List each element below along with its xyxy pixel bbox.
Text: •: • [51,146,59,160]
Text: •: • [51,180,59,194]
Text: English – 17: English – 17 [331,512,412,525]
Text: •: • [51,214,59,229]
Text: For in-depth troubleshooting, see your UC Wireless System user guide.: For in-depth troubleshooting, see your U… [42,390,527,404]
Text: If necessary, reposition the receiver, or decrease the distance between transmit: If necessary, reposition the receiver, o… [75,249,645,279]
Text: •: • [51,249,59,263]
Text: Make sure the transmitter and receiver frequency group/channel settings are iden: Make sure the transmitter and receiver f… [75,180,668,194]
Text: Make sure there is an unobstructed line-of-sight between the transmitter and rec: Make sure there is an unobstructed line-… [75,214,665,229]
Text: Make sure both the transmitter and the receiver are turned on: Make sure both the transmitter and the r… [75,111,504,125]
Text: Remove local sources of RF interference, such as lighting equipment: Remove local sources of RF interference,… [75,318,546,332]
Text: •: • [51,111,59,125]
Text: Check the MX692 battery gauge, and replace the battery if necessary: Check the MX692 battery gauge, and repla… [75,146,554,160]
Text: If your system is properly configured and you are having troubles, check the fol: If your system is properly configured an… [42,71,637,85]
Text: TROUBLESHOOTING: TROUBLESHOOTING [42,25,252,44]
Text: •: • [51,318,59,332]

JOB: Print all of the rows above again, character for character and with no changes.

ANSWER TO THIS EXERCISE:
List each element below along with its xyxy pixel bbox.
Text: •: • [51,146,59,160]
Text: •: • [51,180,59,194]
Text: English – 17: English – 17 [331,512,412,525]
Text: •: • [51,214,59,229]
Text: For in-depth troubleshooting, see your UC Wireless System user guide.: For in-depth troubleshooting, see your U… [42,390,527,404]
Text: If necessary, reposition the receiver, or decrease the distance between transmit: If necessary, reposition the receiver, o… [75,249,645,279]
Text: •: • [51,249,59,263]
Text: Make sure the transmitter and receiver frequency group/channel settings are iden: Make sure the transmitter and receiver f… [75,180,668,194]
Text: Make sure there is an unobstructed line-of-sight between the transmitter and rec: Make sure there is an unobstructed line-… [75,214,665,229]
Text: Make sure both the transmitter and the receiver are turned on: Make sure both the transmitter and the r… [75,111,504,125]
Text: Remove local sources of RF interference, such as lighting equipment: Remove local sources of RF interference,… [75,318,546,332]
Text: •: • [51,111,59,125]
Text: Check the MX692 battery gauge, and replace the battery if necessary: Check the MX692 battery gauge, and repla… [75,146,554,160]
Text: If your system is properly configured and you are having troubles, check the fol: If your system is properly configured an… [42,71,637,85]
Text: TROUBLESHOOTING: TROUBLESHOOTING [42,25,252,44]
Text: •: • [51,318,59,332]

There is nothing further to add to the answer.